▼

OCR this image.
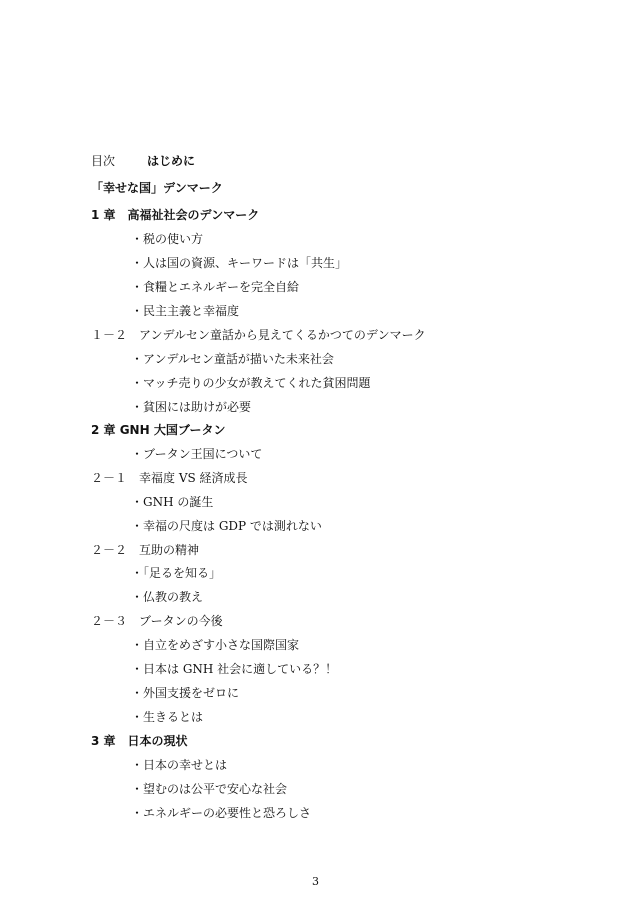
目次	はじめに
「幸せな国」デンマーク
1 章　高福祉社会のデンマーク
・税の使い方
・人は国の資源、キーワードは「共生」
・食糧とエネルギーを完全自給
・民主主義と幸福度
１－２　アンデルセン童話から見えてくるかつてのデンマーク
・アンデルセン童話が描いた未来社会
・マッチ売りの少女が教えてくれた貧困問題
・貧困には助けが必要
2 章 GNH 大国ブータン
・ブータン王国について
２－１　幸福度 VS 経済成長
・GNH の誕生
・幸福の尺度は GDP では測れない
２－２　互助の精神
・「足るを知る」
・仏教の教え
２－３　ブータンの今後
・自立をめざす小さな国際国家
・日本は GNH 社会に適している？！
・外国支援をゼロに
・生きるとは
3 章　日本の現状
・日本の幸せとは
・望むのは公平で安心な社会
・エネルギーの必要性と恐ろしさ
3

▲

-- WHAT IS EXPECTED --
Transcribe the records verbatim and omit the images.

-- EXPECTED OUTPUT --
OCR this image.
目次	はじめに
「幸せな国」デンマーク
1 章　高福祉社会のデンマーク
・税の使い方
・人は国の資源、キーワードは「共生」
・食糧とエネルギーを完全自給
・民主主義と幸福度
１－２　アンデルセン童話から見えてくるかつてのデンマーク
・アンデルセン童話が描いた未来社会
・マッチ売りの少女が教えてくれた貧困問題
・貧困には助けが必要
2 章 GNH 大国ブータン
・ブータン王国について
２－１　幸福度 VS 経済成長
・GNH の誕生
・幸福の尺度は GDP では測れない
２－２　互助の精神
・「足るを知る」
・仏教の教え
２－３　ブータンの今後
・自立をめざす小さな国際国家
・日本は GNH 社会に適している？！
・外国支援をゼロに
・生きるとは
3 章　日本の現状
・日本の幸せとは
・望むのは公平で安心な社会
・エネルギーの必要性と恐ろしさ
3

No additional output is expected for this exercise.